- **Objective**
Read the lines below and count those that have the word "text". Respond with the number only.

[Dataset items]
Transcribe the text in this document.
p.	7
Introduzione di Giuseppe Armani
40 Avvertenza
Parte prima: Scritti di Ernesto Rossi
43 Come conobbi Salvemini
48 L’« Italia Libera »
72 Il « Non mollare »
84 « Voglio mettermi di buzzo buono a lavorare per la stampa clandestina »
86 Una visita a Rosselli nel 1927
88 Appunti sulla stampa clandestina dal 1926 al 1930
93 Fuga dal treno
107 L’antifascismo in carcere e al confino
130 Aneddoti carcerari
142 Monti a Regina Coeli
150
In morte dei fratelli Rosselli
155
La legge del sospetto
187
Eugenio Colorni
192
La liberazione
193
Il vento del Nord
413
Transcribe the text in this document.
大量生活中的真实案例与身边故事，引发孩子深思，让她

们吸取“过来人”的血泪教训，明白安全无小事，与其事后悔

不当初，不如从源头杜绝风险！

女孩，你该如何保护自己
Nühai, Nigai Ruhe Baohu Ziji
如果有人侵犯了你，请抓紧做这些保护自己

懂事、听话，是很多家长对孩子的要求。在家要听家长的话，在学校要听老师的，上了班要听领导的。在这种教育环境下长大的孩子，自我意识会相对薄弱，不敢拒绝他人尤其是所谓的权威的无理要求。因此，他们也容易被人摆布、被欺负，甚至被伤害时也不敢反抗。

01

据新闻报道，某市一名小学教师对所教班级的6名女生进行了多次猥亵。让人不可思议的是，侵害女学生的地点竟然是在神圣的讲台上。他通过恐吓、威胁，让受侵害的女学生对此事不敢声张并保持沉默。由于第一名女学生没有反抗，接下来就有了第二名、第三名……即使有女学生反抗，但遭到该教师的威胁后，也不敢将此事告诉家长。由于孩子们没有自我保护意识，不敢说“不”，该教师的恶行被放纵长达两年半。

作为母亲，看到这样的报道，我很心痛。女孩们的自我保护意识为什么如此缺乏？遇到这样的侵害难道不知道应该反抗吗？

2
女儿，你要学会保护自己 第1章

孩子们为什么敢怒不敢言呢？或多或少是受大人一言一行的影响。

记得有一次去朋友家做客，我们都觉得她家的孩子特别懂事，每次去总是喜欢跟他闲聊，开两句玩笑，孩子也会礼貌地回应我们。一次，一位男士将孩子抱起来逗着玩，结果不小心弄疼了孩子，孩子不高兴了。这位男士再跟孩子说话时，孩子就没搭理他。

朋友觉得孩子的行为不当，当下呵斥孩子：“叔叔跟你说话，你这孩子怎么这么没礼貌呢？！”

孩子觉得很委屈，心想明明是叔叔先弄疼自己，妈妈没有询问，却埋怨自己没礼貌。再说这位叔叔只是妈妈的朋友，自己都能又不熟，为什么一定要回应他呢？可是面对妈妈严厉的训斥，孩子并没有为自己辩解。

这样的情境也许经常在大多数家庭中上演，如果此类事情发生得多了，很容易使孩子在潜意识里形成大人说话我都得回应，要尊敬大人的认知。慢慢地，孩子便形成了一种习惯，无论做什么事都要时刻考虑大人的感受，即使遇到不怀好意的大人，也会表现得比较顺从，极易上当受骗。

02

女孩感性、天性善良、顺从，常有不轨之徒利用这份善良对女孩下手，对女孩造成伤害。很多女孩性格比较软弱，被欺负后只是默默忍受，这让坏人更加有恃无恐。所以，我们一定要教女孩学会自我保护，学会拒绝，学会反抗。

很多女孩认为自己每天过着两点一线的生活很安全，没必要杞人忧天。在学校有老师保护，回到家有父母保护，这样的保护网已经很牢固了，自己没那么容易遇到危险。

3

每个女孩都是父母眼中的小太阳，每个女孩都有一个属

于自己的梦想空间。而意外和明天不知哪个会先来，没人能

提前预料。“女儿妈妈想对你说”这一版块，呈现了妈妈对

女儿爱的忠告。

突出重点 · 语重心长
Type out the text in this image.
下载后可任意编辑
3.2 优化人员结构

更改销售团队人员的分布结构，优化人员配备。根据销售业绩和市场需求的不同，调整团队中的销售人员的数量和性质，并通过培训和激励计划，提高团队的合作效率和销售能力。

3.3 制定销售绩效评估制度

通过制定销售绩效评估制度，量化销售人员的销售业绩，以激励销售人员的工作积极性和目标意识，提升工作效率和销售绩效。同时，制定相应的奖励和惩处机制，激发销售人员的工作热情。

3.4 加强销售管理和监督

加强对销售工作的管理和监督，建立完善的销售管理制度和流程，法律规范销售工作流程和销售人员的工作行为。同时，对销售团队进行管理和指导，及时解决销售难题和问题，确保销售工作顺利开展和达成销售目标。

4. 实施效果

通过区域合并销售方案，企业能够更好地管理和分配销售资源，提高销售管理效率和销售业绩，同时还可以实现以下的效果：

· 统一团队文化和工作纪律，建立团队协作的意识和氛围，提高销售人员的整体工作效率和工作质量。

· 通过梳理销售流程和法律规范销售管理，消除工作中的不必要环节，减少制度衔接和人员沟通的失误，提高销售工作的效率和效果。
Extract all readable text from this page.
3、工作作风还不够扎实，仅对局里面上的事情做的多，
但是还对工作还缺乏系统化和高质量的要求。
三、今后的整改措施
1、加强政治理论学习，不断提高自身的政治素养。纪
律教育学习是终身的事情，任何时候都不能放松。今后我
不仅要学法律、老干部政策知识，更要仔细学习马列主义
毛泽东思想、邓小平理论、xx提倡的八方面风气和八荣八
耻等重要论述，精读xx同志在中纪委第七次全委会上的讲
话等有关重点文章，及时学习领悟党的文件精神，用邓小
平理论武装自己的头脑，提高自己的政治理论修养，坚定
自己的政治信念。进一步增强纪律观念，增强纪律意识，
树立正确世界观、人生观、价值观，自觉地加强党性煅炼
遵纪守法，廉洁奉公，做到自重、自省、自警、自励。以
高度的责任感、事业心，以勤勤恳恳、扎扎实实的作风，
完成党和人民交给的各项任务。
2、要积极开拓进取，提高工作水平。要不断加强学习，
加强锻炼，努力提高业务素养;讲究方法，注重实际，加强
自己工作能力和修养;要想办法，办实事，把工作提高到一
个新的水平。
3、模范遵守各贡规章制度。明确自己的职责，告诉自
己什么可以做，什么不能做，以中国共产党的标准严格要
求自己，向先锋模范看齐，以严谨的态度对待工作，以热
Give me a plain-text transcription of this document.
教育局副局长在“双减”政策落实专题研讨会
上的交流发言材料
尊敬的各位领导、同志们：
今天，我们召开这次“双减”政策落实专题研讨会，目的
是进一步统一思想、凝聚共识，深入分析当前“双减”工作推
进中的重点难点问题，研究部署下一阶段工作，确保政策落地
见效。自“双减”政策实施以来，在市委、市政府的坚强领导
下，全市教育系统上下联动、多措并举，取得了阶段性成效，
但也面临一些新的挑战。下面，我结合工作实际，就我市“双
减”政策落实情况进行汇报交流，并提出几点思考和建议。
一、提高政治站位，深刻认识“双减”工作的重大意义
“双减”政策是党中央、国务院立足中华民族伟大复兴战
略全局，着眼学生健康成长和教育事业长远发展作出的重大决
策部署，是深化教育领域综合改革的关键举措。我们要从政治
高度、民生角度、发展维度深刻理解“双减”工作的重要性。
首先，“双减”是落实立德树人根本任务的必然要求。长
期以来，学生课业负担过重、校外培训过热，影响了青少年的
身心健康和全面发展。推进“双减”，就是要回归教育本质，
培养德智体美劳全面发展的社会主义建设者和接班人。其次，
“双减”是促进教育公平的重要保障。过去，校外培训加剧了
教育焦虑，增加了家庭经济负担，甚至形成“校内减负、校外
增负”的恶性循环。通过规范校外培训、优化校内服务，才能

- **Task solution**
5